Goal: You are to retype all of the data exactly as it appears.
-- Exercise data start --
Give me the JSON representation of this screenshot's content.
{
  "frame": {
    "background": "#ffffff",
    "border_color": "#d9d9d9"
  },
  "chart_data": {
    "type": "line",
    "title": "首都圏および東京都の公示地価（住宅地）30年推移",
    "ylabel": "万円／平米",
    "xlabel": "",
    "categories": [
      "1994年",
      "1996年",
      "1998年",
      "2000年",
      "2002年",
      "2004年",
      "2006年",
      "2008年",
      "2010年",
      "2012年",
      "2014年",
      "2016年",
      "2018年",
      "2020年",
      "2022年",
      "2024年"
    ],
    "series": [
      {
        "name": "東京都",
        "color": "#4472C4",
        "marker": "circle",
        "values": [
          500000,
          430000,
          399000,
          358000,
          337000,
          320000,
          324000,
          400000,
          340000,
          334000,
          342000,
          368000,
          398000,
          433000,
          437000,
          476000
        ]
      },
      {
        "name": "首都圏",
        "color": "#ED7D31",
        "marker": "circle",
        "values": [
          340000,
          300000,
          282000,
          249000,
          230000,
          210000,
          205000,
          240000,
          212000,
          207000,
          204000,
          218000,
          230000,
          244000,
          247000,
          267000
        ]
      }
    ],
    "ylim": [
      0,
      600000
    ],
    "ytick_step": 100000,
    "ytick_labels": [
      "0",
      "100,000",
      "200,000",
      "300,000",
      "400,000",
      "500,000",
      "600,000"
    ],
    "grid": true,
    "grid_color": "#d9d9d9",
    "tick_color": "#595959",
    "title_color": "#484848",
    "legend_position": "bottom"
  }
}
-- Exercise data end --
Written reply:
Give me the JSON representation of this screenshot's content.
{
  "frame": {
    "background": "#ffffff",
    "border_color": "#d9d9d9"
  },
  "chart_data": {
    "type": "line",
    "title": "首都圏および東京都の公示地価（住宅地）30年推移",
    "ylabel": "万円／平米",
    "xlabel": "",
    "categories": [
      "1994年",
      "1996年",
      "1998年",
      "2000年",
      "2002年",
      "2004年",
      "2006年",
      "2008年",
      "2010年",
      "2012年",
      "2014年",
      "2016年",
      "2018年",
      "2020年",
      "2022年",
      "2024年"
    ],
    "series": [
      {
        "name": "東京都",
        "color": "#4472C4",
        "marker": "circle",
        "values": [
          500000,
          430000,
          399000,
          358000,
          337000,
          320000,
          324000,
          400000,
          340000,
          334000,
          342000,
          368000,
          398000,
          433000,
          437000,
          476000
        ]
      },
      {
        "name": "首都圏",
        "color": "#ED7D31",
        "marker": "circle",
        "values": [
          340000,
          300000,
          282000,
          249000,
          230000,
          210000,
          205000,
          240000,
          212000,
          207000,
          204000,
          218000,
          230000,
          244000,
          247000,
          267000
        ]
      }
    ],
    "ylim": [
      0,
      600000
    ],
    "ytick_step": 100000,
    "ytick_labels": [
      "0",
      "100,000",
      "200,000",
      "300,000",
      "400,000",
      "500,000",
      "600,000"
    ],
    "grid": true,
    "grid_color": "#d9d9d9",
    "tick_color": "#595959",
    "title_color": "#484848",
    "legend_position": "bottom"
  }
}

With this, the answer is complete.